Recorded data
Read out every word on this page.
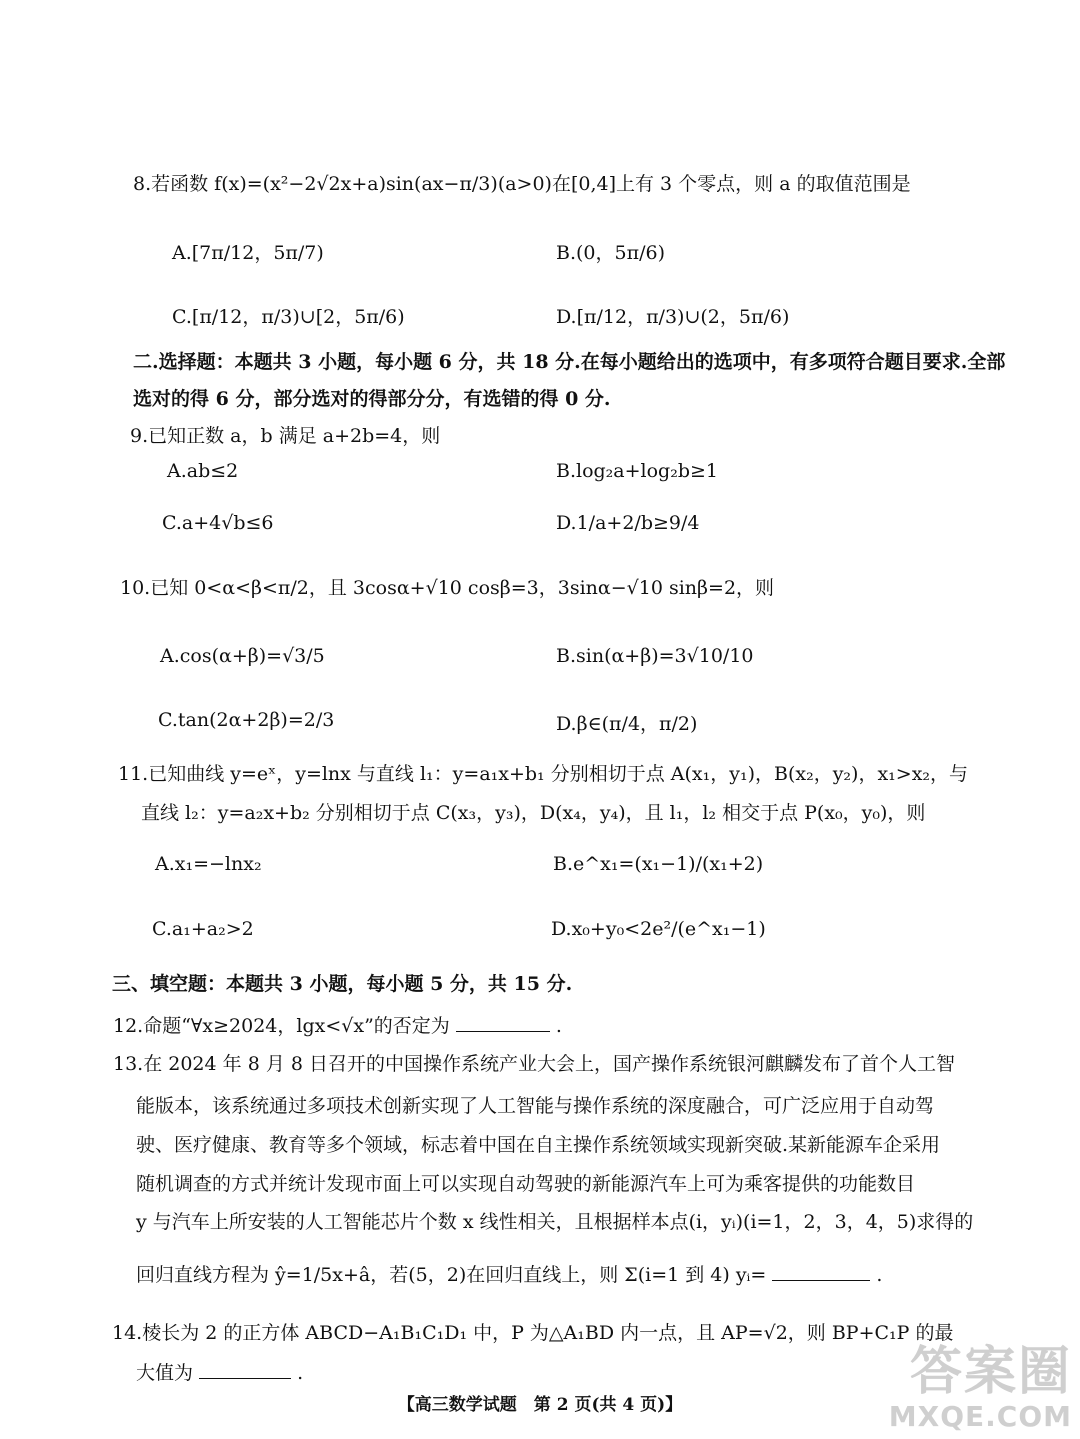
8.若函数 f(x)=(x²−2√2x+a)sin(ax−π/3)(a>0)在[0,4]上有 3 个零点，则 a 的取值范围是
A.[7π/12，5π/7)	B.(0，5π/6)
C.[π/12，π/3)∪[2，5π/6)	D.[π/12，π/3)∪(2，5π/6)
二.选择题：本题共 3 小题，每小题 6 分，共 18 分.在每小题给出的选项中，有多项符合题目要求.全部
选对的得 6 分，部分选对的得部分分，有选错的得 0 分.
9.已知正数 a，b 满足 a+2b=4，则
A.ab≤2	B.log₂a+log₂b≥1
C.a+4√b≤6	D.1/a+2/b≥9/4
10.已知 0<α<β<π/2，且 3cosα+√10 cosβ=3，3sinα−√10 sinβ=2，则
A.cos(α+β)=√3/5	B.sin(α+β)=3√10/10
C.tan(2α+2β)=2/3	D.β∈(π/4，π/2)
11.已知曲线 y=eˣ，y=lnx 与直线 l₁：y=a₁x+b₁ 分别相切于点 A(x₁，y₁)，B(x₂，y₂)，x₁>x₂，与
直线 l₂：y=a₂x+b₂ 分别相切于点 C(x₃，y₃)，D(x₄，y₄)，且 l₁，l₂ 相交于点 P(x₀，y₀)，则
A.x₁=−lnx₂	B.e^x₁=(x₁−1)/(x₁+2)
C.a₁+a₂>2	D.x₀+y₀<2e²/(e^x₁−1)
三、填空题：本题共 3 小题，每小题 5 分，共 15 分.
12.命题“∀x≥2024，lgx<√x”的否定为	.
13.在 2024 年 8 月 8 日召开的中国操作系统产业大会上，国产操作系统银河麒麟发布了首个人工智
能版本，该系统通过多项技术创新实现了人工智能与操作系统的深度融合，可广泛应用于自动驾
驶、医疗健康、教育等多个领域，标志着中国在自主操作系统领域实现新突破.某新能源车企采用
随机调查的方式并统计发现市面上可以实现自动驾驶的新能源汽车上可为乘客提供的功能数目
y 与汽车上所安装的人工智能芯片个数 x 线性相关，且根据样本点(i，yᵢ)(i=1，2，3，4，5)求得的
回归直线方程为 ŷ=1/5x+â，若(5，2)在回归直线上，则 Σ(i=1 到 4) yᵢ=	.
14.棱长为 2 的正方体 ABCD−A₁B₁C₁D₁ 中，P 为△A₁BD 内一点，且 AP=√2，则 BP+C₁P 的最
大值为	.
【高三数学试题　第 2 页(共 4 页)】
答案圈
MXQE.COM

# [TASK PROMPT]
Output the material word for word, omitting its pictures.

# [SOLUTION FOR THIS PROBLEM]
Read out every word on this page.
8.若函数 f(x)=(x²−2√2x+a)sin(ax−π/3)(a>0)在[0,4]上有 3 个零点，则 a 的取值范围是
A.[7π/12，5π/7)	B.(0，5π/6)
C.[π/12，π/3)∪[2，5π/6)	D.[π/12，π/3)∪(2，5π/6)
二.选择题：本题共 3 小题，每小题 6 分，共 18 分.在每小题给出的选项中，有多项符合题目要求.全部
选对的得 6 分，部分选对的得部分分，有选错的得 0 分.
9.已知正数 a，b 满足 a+2b=4，则
A.ab≤2	B.log₂a+log₂b≥1
C.a+4√b≤6	D.1/a+2/b≥9/4
10.已知 0<α<β<π/2，且 3cosα+√10 cosβ=3，3sinα−√10 sinβ=2，则
A.cos(α+β)=√3/5	B.sin(α+β)=3√10/10
C.tan(2α+2β)=2/3	D.β∈(π/4，π/2)
11.已知曲线 y=eˣ，y=lnx 与直线 l₁：y=a₁x+b₁ 分别相切于点 A(x₁，y₁)，B(x₂，y₂)，x₁>x₂，与
直线 l₂：y=a₂x+b₂ 分别相切于点 C(x₃，y₃)，D(x₄，y₄)，且 l₁，l₂ 相交于点 P(x₀，y₀)，则
A.x₁=−lnx₂	B.e^x₁=(x₁−1)/(x₁+2)
C.a₁+a₂>2	D.x₀+y₀<2e²/(e^x₁−1)
三、填空题：本题共 3 小题，每小题 5 分，共 15 分.
12.命题“∀x≥2024，lgx<√x”的否定为	.
13.在 2024 年 8 月 8 日召开的中国操作系统产业大会上，国产操作系统银河麒麟发布了首个人工智
能版本，该系统通过多项技术创新实现了人工智能与操作系统的深度融合，可广泛应用于自动驾
驶、医疗健康、教育等多个领域，标志着中国在自主操作系统领域实现新突破.某新能源车企采用
随机调查的方式并统计发现市面上可以实现自动驾驶的新能源汽车上可为乘客提供的功能数目
y 与汽车上所安装的人工智能芯片个数 x 线性相关，且根据样本点(i，yᵢ)(i=1，2，3，4，5)求得的
回归直线方程为 ŷ=1/5x+â，若(5，2)在回归直线上，则 Σ(i=1 到 4) yᵢ=	.
14.棱长为 2 的正方体 ABCD−A₁B₁C₁D₁ 中，P 为△A₁BD 内一点，且 AP=√2，则 BP+C₁P 的最
大值为	.
【高三数学试题　第 2 页(共 4 页)】
答案圈
MXQE.COM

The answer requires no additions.